Can you write out all of the material below, word for word?

##########

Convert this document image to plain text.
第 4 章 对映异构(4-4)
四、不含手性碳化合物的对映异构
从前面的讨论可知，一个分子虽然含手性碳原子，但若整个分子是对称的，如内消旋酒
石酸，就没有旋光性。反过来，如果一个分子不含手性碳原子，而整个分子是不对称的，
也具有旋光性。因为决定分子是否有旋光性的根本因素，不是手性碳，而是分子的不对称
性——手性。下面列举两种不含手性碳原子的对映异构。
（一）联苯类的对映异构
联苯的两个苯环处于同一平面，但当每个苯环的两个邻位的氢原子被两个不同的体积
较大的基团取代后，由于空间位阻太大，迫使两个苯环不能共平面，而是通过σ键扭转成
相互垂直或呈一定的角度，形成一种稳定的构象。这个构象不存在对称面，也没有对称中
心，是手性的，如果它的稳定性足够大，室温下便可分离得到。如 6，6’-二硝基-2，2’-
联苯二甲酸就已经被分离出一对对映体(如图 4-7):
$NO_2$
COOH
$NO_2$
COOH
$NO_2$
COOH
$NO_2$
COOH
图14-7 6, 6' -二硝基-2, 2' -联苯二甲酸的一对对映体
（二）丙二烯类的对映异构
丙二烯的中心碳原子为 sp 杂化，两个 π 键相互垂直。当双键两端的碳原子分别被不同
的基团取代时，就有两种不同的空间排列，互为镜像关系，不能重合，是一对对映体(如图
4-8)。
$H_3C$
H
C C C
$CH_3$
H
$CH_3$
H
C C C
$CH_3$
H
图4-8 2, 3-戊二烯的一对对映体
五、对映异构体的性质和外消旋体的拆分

##########

_Output of the task_.
Convert this document image to plain text.
第 4 章 对映异构(4-4)
四、不含手性碳化合物的对映异构
从前面的讨论可知，一个分子虽然含手性碳原子，但若整个分子是对称的，如内消旋酒
石酸，就没有旋光性。反过来，如果一个分子不含手性碳原子，而整个分子是不对称的，
也具有旋光性。因为决定分子是否有旋光性的根本因素，不是手性碳，而是分子的不对称
性——手性。下面列举两种不含手性碳原子的对映异构。
（一）联苯类的对映异构
联苯的两个苯环处于同一平面，但当每个苯环的两个邻位的氢原子被两个不同的体积
较大的基团取代后，由于空间位阻太大，迫使两个苯环不能共平面，而是通过σ键扭转成
相互垂直或呈一定的角度，形成一种稳定的构象。这个构象不存在对称面，也没有对称中
心，是手性的，如果它的稳定性足够大，室温下便可分离得到。如 6，6’-二硝基-2，2’-
联苯二甲酸就已经被分离出一对对映体(如图 4-7):
$NO_2$
COOH
$NO_2$
COOH
$NO_2$
COOH
$NO_2$
COOH
图14-7 6, 6' -二硝基-2, 2' -联苯二甲酸的一对对映体
（二）丙二烯类的对映异构
丙二烯的中心碳原子为 sp 杂化，两个 π 键相互垂直。当双键两端的碳原子分别被不同
的基团取代时，就有两种不同的空间排列，互为镜像关系，不能重合，是一对对映体(如图
4-8)。
$H_3C$
H
C C C
$CH_3$
H
$CH_3$
H
C C C
$CH_3$
H
图4-8 2, 3-戊二烯的一对对映体
五、对映异构体的性质和外消旋体的拆分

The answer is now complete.